◆ Task ◆
Copy out the records in full, word for word, without pictures.

◆ Data provided ◆

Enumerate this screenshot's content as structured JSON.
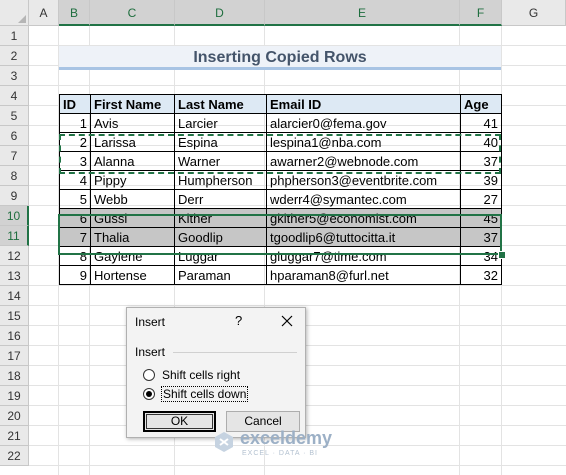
{
  "sheet": {
    "columns": [
      "A",
      "B",
      "C",
      "D",
      "E",
      "F",
      "G"
    ],
    "selected_columns": [
      "B",
      "C",
      "D",
      "E",
      "F"
    ],
    "rows": [
      1,
      2,
      3,
      4,
      5,
      6,
      7,
      8,
      9,
      10,
      11,
      12,
      13,
      14,
      15,
      16,
      17,
      18,
      19,
      20,
      21,
      22
    ],
    "selected_rows": [
      10,
      11
    ]
  },
  "title": "Inserting Copied Rows",
  "table": {
    "headers": [
      "ID",
      "First Name",
      "Last Name",
      "Email ID",
      "Age"
    ],
    "rows": [
      {
        "id": "1",
        "first": "Avis",
        "last": "Larcier",
        "email": "alarcier0@fema.gov",
        "age": "41",
        "selected": false
      },
      {
        "id": "2",
        "first": "Larissa",
        "last": "Espina",
        "email": "lespina1@nba.com",
        "age": "40",
        "selected": false
      },
      {
        "id": "3",
        "first": "Alanna",
        "last": "Warner",
        "email": "awarner2@webnode.com",
        "age": "37",
        "selected": false
      },
      {
        "id": "4",
        "first": "Pippy",
        "last": "Humpherson",
        "email": "phpherson3@eventbrite.com",
        "age": "39",
        "selected": false
      },
      {
        "id": "5",
        "first": "Webb",
        "last": "Derr",
        "email": "wderr4@symantec.com",
        "age": "27",
        "selected": false
      },
      {
        "id": "6",
        "first": "Gussi",
        "last": "Kither",
        "email": "gkither5@economist.com",
        "age": "45",
        "selected": true
      },
      {
        "id": "7",
        "first": "Thalia",
        "last": "Goodlip",
        "email": "tgoodlip6@tuttocitta.it",
        "age": "37",
        "selected": true
      },
      {
        "id": "8",
        "first": "Gaylene",
        "last": "Luggar",
        "email": "gluggar7@time.com",
        "age": "34",
        "selected": false
      },
      {
        "id": "9",
        "first": "Hortense",
        "last": "Paraman",
        "email": "hparaman8@furl.net",
        "age": "32",
        "selected": false
      }
    ]
  },
  "dialog": {
    "title": "Insert",
    "help": "?",
    "close_icon": "close-icon",
    "group_label": "Insert",
    "option_right": "Shift cells right",
    "option_down": "Shift cells down",
    "selected_option": "down",
    "ok_label": "OK",
    "cancel_label": "Cancel"
  },
  "watermark": {
    "name": "exceldemy",
    "tagline": "EXCEL · DATA · BI"
  },
  "colors": {
    "selection_green": "#217346",
    "header_fill": "#dde9f4",
    "title_text": "#44546a"
  }
}
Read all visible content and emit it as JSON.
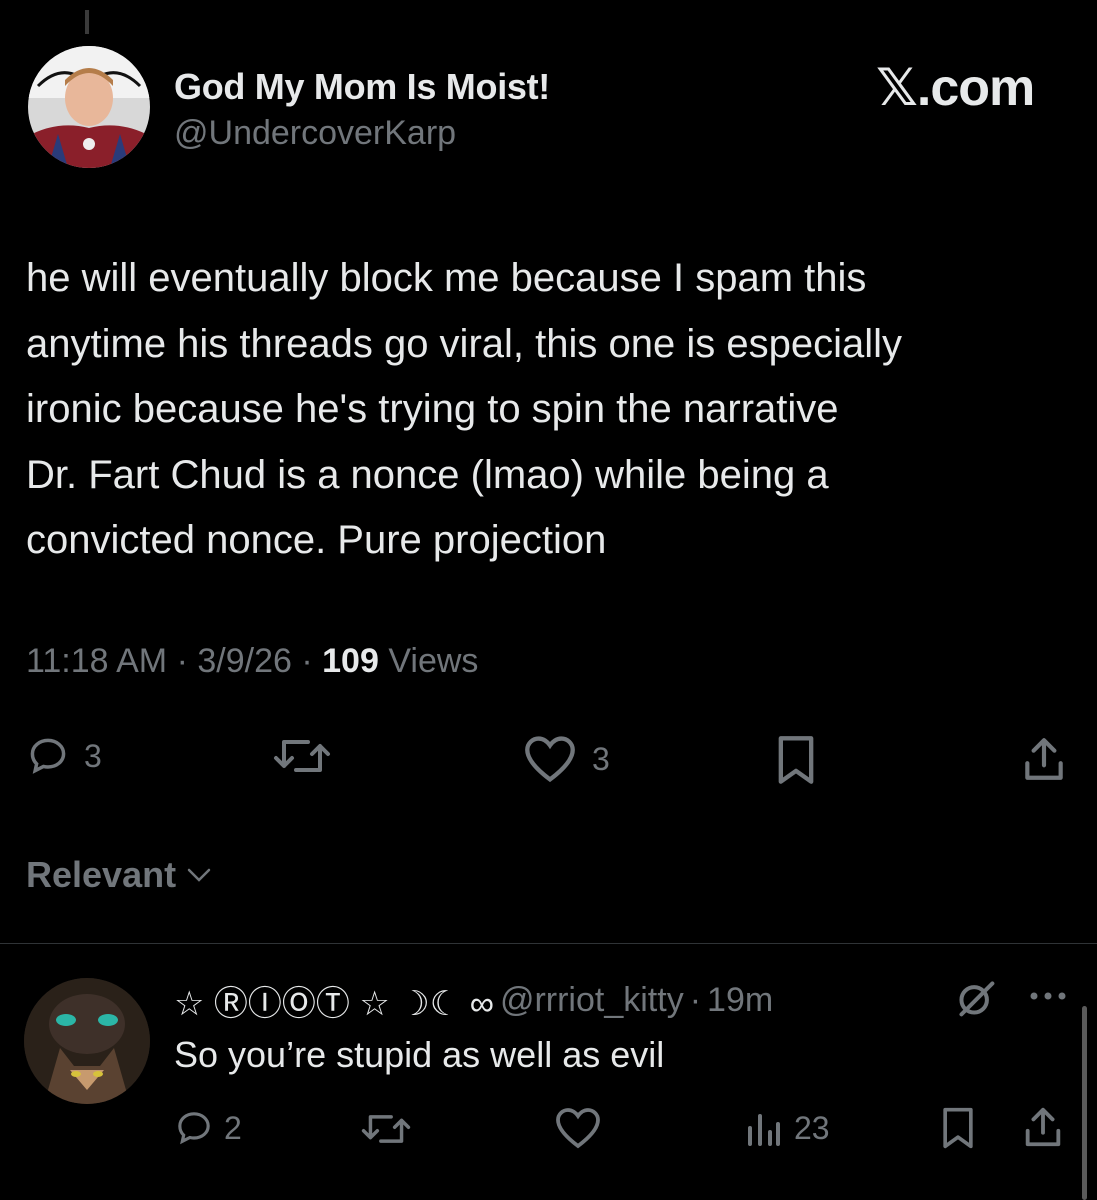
{
  "post": {
    "author": {
      "display_name": "God My Mom Is Moist!",
      "handle": "@UndercoverKarp"
    },
    "brand": "𝕏.com",
    "text": "he will eventually block me because I spam this\nanytime his threads go viral, this one is especially\nironic because he's trying to spin the narrative\nDr. Fart Chud is a nonce (lmao) while being a\nconvicted nonce. Pure projection",
    "time": "11:18 AM",
    "date": "3/9/26",
    "separator": "·",
    "views_count": "109",
    "views_label": "Views",
    "actions": {
      "replies": "3",
      "likes": "3"
    }
  },
  "sort": {
    "label": "Relevant"
  },
  "reply": {
    "display_name": "☆ ⓇⒾⓄⓉ ☆ ☽☾ ∞",
    "handle": "@rrriot_kitty",
    "separator": "·",
    "time": "19m",
    "text": "So you’re stupid as well as evil",
    "actions": {
      "replies": "2",
      "views": "23"
    }
  },
  "colors": {
    "background": "#000000",
    "text": "#e7e9ea",
    "secondary": "#71767b",
    "divider": "#2f3336"
  }
}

◆ Reply to the exercise ◆
Enumerate this screenshot's content as structured JSON.
{
  "sheet": {
    "columns": [
      "A",
      "B",
      "C",
      "D",
      "E",
      "F",
      "G"
    ],
    "selected_columns": [
      "B",
      "C",
      "D",
      "E",
      "F"
    ],
    "rows": [
      1,
      2,
      3,
      4,
      5,
      6,
      7,
      8,
      9,
      10,
      11,
      12,
      13,
      14,
      15,
      16,
      17,
      18,
      19,
      20,
      21,
      22
    ],
    "selected_rows": [
      10,
      11
    ]
  },
  "title": "Inserting Copied Rows",
  "table": {
    "headers": [
      "ID",
      "First Name",
      "Last Name",
      "Email ID",
      "Age"
    ],
    "rows": [
      {
        "id": "1",
        "first": "Avis",
        "last": "Larcier",
        "email": "alarcier0@fema.gov",
        "age": "41",
        "selected": false
      },
      {
        "id": "2",
        "first": "Larissa",
        "last": "Espina",
        "email": "lespina1@nba.com",
        "age": "40",
        "selected": false
      },
      {
        "id": "3",
        "first": "Alanna",
        "last": "Warner",
        "email": "awarner2@webnode.com",
        "age": "37",
        "selected": false
      },
      {
        "id": "4",
        "first": "Pippy",
        "last": "Humpherson",
        "email": "phpherson3@eventbrite.com",
        "age": "39",
        "selected": false
      },
      {
        "id": "5",
        "first": "Webb",
        "last": "Derr",
        "email": "wderr4@symantec.com",
        "age": "27",
        "selected": false
      },
      {
        "id": "6",
        "first": "Gussi",
        "last": "Kither",
        "email": "gkither5@economist.com",
        "age": "45",
        "selected": true
      },
      {
        "id": "7",
        "first": "Thalia",
        "last": "Goodlip",
        "email": "tgoodlip6@tuttocitta.it",
        "age": "37",
        "selected": true
      },
      {
        "id": "8",
        "first": "Gaylene",
        "last": "Luggar",
        "email": "gluggar7@time.com",
        "age": "34",
        "selected": false
      },
      {
        "id": "9",
        "first": "Hortense",
        "last": "Paraman",
        "email": "hparaman8@furl.net",
        "age": "32",
        "selected": false
      }
    ]
  },
  "dialog": {
    "title": "Insert",
    "help": "?",
    "close_icon": "close-icon",
    "group_label": "Insert",
    "option_right": "Shift cells right",
    "option_down": "Shift cells down",
    "selected_option": "down",
    "ok_label": "OK",
    "cancel_label": "Cancel"
  },
  "watermark": {
    "name": "exceldemy",
    "tagline": "EXCEL · DATA · BI"
  },
  "colors": {
    "selection_green": "#217346",
    "header_fill": "#dde9f4",
    "title_text": "#44546a"
  }
}
Read all visible content and emit it as JSON.
{
  "post": {
    "author": {
      "display_name": "God My Mom Is Moist!",
      "handle": "@UndercoverKarp"
    },
    "brand": "𝕏.com",
    "text": "he will eventually block me because I spam this\nanytime his threads go viral, this one is especially\nironic because he's trying to spin the narrative\nDr. Fart Chud is a nonce (lmao) while being a\nconvicted nonce. Pure projection",
    "time": "11:18 AM",
    "date": "3/9/26",
    "separator": "·",
    "views_count": "109",
    "views_label": "Views",
    "actions": {
      "replies": "3",
      "likes": "3"
    }
  },
  "sort": {
    "label": "Relevant"
  },
  "reply": {
    "display_name": "☆ ⓇⒾⓄⓉ ☆ ☽☾ ∞",
    "handle": "@rrriot_kitty",
    "separator": "·",
    "time": "19m",
    "text": "So you’re stupid as well as evil",
    "actions": {
      "replies": "2",
      "views": "23"
    }
  },
  "colors": {
    "background": "#000000",
    "text": "#e7e9ea",
    "secondary": "#71767b",
    "divider": "#2f3336"
  }
}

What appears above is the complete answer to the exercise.